- _TASK BRIEF_:
Transcribe every line exactly and omit anything that is a picture.

- _MATERIAL FOR THIS EXERCISE_:
• • •

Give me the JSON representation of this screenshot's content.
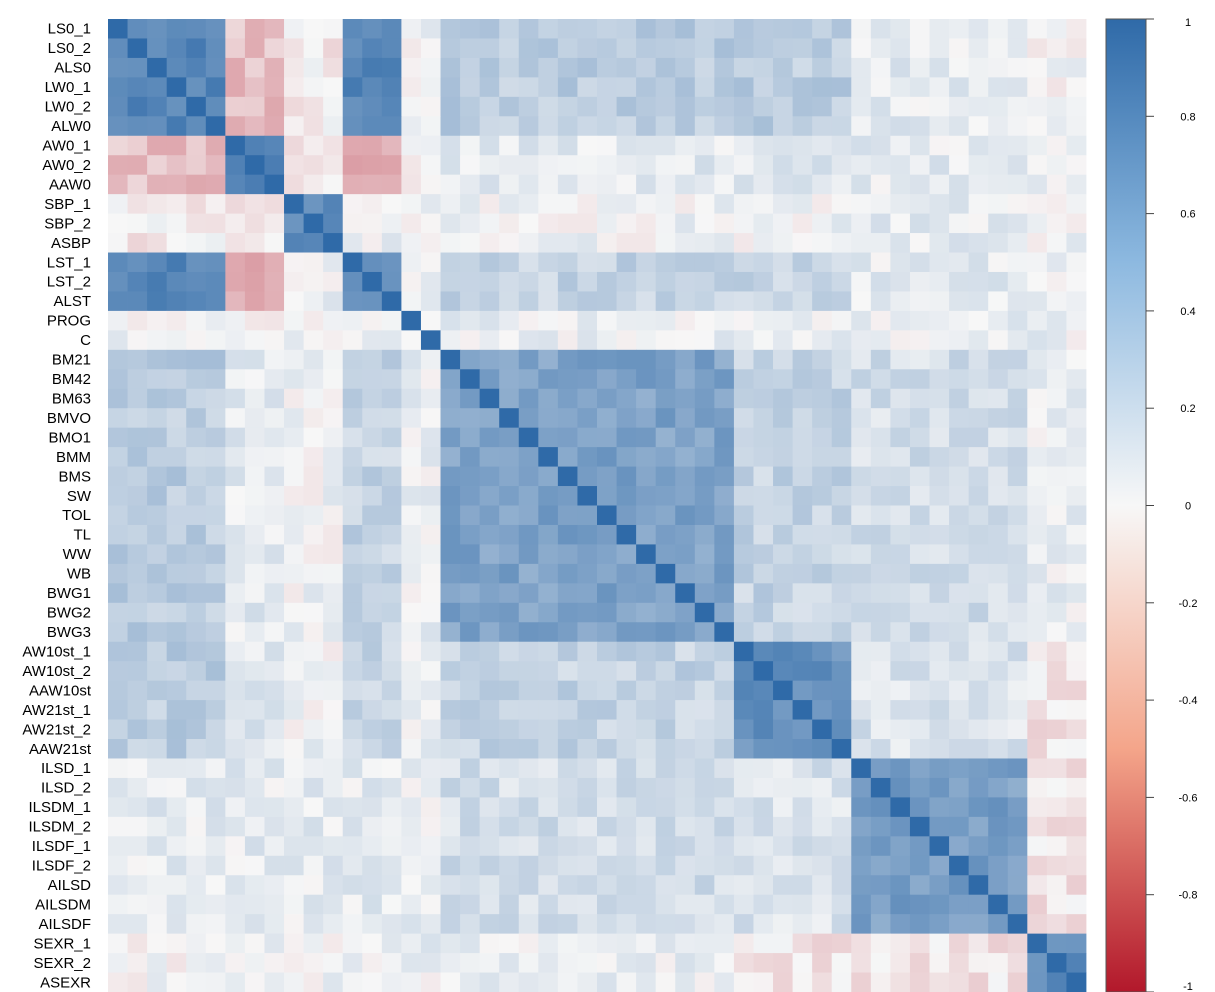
{
  "chart_data": {
    "type": "heatmap",
    "title": "",
    "xlabel": "",
    "ylabel": "",
    "row_labels": [
      "LS0_1",
      "LS0_2",
      "ALS0",
      "LW0_1",
      "LW0_2",
      "ALW0",
      "AW0_1",
      "AW0_2",
      "AAW0",
      "SBP_1",
      "SBP_2",
      "ASBP",
      "LST_1",
      "LST_2",
      "ALST",
      "PROG",
      "C",
      "BM21",
      "BM42",
      "BM63",
      "BMVO",
      "BMO1",
      "BMM",
      "BMS",
      "SW",
      "TOL",
      "TL",
      "WW",
      "WB",
      "BWG1",
      "BWG2",
      "BWG3",
      "AW10st_1",
      "AW10st_2",
      "AAW10st",
      "AW21st_1",
      "AW21st_2",
      "AAW21st",
      "ILSD_1",
      "ILSD_2",
      "ILSDM_1",
      "ILSDM_2",
      "ILSDF_1",
      "ILSDF_2",
      "AILSD",
      "AILSDM",
      "AILSDF",
      "SEXR_1",
      "SEXR_2",
      "ASEXR"
    ],
    "value_range": [
      -1,
      1
    ],
    "colorbar": {
      "ticks": [
        1,
        0.8,
        0.6,
        0.4,
        0.2,
        0,
        -0.2,
        -0.4,
        -0.6,
        -0.8,
        -1
      ],
      "tick_labels": [
        "1",
        "0.8",
        "0.6",
        "0.4",
        "0.2",
        "0",
        "-0.2",
        "-0.4",
        "-0.6",
        "-0.8",
        "-1"
      ],
      "colors": {
        "neg": "#b2182b",
        "mid": "#f7f7f7",
        "pos": "#2f6aa8"
      },
      "placement": "right"
    },
    "blocks": [
      {
        "rows": [
          0,
          5
        ],
        "cols": [
          0,
          5
        ],
        "value": 0.82
      },
      {
        "rows": [
          6,
          8
        ],
        "cols": [
          6,
          8
        ],
        "value": 0.78
      },
      {
        "rows": [
          9,
          11
        ],
        "cols": [
          9,
          11
        ],
        "value": 0.8
      },
      {
        "rows": [
          12,
          14
        ],
        "cols": [
          12,
          14
        ],
        "value": 0.8
      },
      {
        "rows": [
          0,
          5
        ],
        "cols": [
          12,
          14
        ],
        "value": 0.78
      },
      {
        "rows": [
          0,
          5
        ],
        "cols": [
          6,
          8
        ],
        "value": -0.25
      },
      {
        "rows": [
          6,
          8
        ],
        "cols": [
          12,
          14
        ],
        "value": -0.3
      },
      {
        "rows": [
          0,
          5
        ],
        "cols": [
          9,
          11
        ],
        "value": -0.05
      },
      {
        "rows": [
          6,
          8
        ],
        "cols": [
          9,
          11
        ],
        "value": -0.1
      },
      {
        "rows": [
          9,
          11
        ],
        "cols": [
          12,
          14
        ],
        "value": 0.05
      },
      {
        "rows": [
          0,
          14
        ],
        "cols": [
          15,
          16
        ],
        "value": 0.02
      },
      {
        "rows": [
          0,
          5
        ],
        "cols": [
          17,
          37
        ],
        "value": 0.3
      },
      {
        "rows": [
          12,
          14
        ],
        "cols": [
          17,
          37
        ],
        "value": 0.25
      },
      {
        "rows": [
          6,
          8
        ],
        "cols": [
          17,
          37
        ],
        "value": 0.1
      },
      {
        "rows": [
          9,
          11
        ],
        "cols": [
          17,
          37
        ],
        "value": 0.03
      },
      {
        "rows": [
          0,
          14
        ],
        "cols": [
          38,
          46
        ],
        "value": 0.08
      },
      {
        "rows": [
          0,
          14
        ],
        "cols": [
          47,
          49
        ],
        "value": 0.02
      },
      {
        "rows": [
          17,
          31
        ],
        "cols": [
          17,
          31
        ],
        "value": 0.6
      },
      {
        "rows": [
          17,
          31
        ],
        "cols": [
          32,
          37
        ],
        "value": 0.25
      },
      {
        "rows": [
          17,
          31
        ],
        "cols": [
          38,
          46
        ],
        "value": 0.18
      },
      {
        "rows": [
          32,
          37
        ],
        "cols": [
          32,
          37
        ],
        "value": 0.72
      },
      {
        "rows": [
          32,
          37
        ],
        "cols": [
          38,
          46
        ],
        "value": 0.15
      },
      {
        "rows": [
          38,
          46
        ],
        "cols": [
          38,
          46
        ],
        "value": 0.62
      },
      {
        "rows": [
          32,
          46
        ],
        "cols": [
          47,
          49
        ],
        "value": -0.08
      },
      {
        "rows": [
          47,
          49
        ],
        "cols": [
          47,
          49
        ],
        "value": 0.72
      },
      {
        "rows": [
          15,
          16
        ],
        "cols": [
          17,
          49
        ],
        "value": 0.05
      }
    ]
  }
}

• • •

- _IN RESPONSE_:
Give me the JSON representation of this screenshot's content.
{
  "chart_data": {
    "type": "heatmap",
    "title": "",
    "xlabel": "",
    "ylabel": "",
    "row_labels": [
      "LS0_1",
      "LS0_2",
      "ALS0",
      "LW0_1",
      "LW0_2",
      "ALW0",
      "AW0_1",
      "AW0_2",
      "AAW0",
      "SBP_1",
      "SBP_2",
      "ASBP",
      "LST_1",
      "LST_2",
      "ALST",
      "PROG",
      "C",
      "BM21",
      "BM42",
      "BM63",
      "BMVO",
      "BMO1",
      "BMM",
      "BMS",
      "SW",
      "TOL",
      "TL",
      "WW",
      "WB",
      "BWG1",
      "BWG2",
      "BWG3",
      "AW10st_1",
      "AW10st_2",
      "AAW10st",
      "AW21st_1",
      "AW21st_2",
      "AAW21st",
      "ILSD_1",
      "ILSD_2",
      "ILSDM_1",
      "ILSDM_2",
      "ILSDF_1",
      "ILSDF_2",
      "AILSD",
      "AILSDM",
      "AILSDF",
      "SEXR_1",
      "SEXR_2",
      "ASEXR"
    ],
    "value_range": [
      -1,
      1
    ],
    "colorbar": {
      "ticks": [
        1,
        0.8,
        0.6,
        0.4,
        0.2,
        0,
        -0.2,
        -0.4,
        -0.6,
        -0.8,
        -1
      ],
      "tick_labels": [
        "1",
        "0.8",
        "0.6",
        "0.4",
        "0.2",
        "0",
        "-0.2",
        "-0.4",
        "-0.6",
        "-0.8",
        "-1"
      ],
      "colors": {
        "neg": "#b2182b",
        "mid": "#f7f7f7",
        "pos": "#2f6aa8"
      },
      "placement": "right"
    },
    "blocks": [
      {
        "rows": [
          0,
          5
        ],
        "cols": [
          0,
          5
        ],
        "value": 0.82
      },
      {
        "rows": [
          6,
          8
        ],
        "cols": [
          6,
          8
        ],
        "value": 0.78
      },
      {
        "rows": [
          9,
          11
        ],
        "cols": [
          9,
          11
        ],
        "value": 0.8
      },
      {
        "rows": [
          12,
          14
        ],
        "cols": [
          12,
          14
        ],
        "value": 0.8
      },
      {
        "rows": [
          0,
          5
        ],
        "cols": [
          12,
          14
        ],
        "value": 0.78
      },
      {
        "rows": [
          0,
          5
        ],
        "cols": [
          6,
          8
        ],
        "value": -0.25
      },
      {
        "rows": [
          6,
          8
        ],
        "cols": [
          12,
          14
        ],
        "value": -0.3
      },
      {
        "rows": [
          0,
          5
        ],
        "cols": [
          9,
          11
        ],
        "value": -0.05
      },
      {
        "rows": [
          6,
          8
        ],
        "cols": [
          9,
          11
        ],
        "value": -0.1
      },
      {
        "rows": [
          9,
          11
        ],
        "cols": [
          12,
          14
        ],
        "value": 0.05
      },
      {
        "rows": [
          0,
          14
        ],
        "cols": [
          15,
          16
        ],
        "value": 0.02
      },
      {
        "rows": [
          0,
          5
        ],
        "cols": [
          17,
          37
        ],
        "value": 0.3
      },
      {
        "rows": [
          12,
          14
        ],
        "cols": [
          17,
          37
        ],
        "value": 0.25
      },
      {
        "rows": [
          6,
          8
        ],
        "cols": [
          17,
          37
        ],
        "value": 0.1
      },
      {
        "rows": [
          9,
          11
        ],
        "cols": [
          17,
          37
        ],
        "value": 0.03
      },
      {
        "rows": [
          0,
          14
        ],
        "cols": [
          38,
          46
        ],
        "value": 0.08
      },
      {
        "rows": [
          0,
          14
        ],
        "cols": [
          47,
          49
        ],
        "value": 0.02
      },
      {
        "rows": [
          17,
          31
        ],
        "cols": [
          17,
          31
        ],
        "value": 0.6
      },
      {
        "rows": [
          17,
          31
        ],
        "cols": [
          32,
          37
        ],
        "value": 0.25
      },
      {
        "rows": [
          17,
          31
        ],
        "cols": [
          38,
          46
        ],
        "value": 0.18
      },
      {
        "rows": [
          32,
          37
        ],
        "cols": [
          32,
          37
        ],
        "value": 0.72
      },
      {
        "rows": [
          32,
          37
        ],
        "cols": [
          38,
          46
        ],
        "value": 0.15
      },
      {
        "rows": [
          38,
          46
        ],
        "cols": [
          38,
          46
        ],
        "value": 0.62
      },
      {
        "rows": [
          32,
          46
        ],
        "cols": [
          47,
          49
        ],
        "value": -0.08
      },
      {
        "rows": [
          47,
          49
        ],
        "cols": [
          47,
          49
        ],
        "value": 0.72
      },
      {
        "rows": [
          15,
          16
        ],
        "cols": [
          17,
          49
        ],
        "value": 0.05
      }
    ]
  }
}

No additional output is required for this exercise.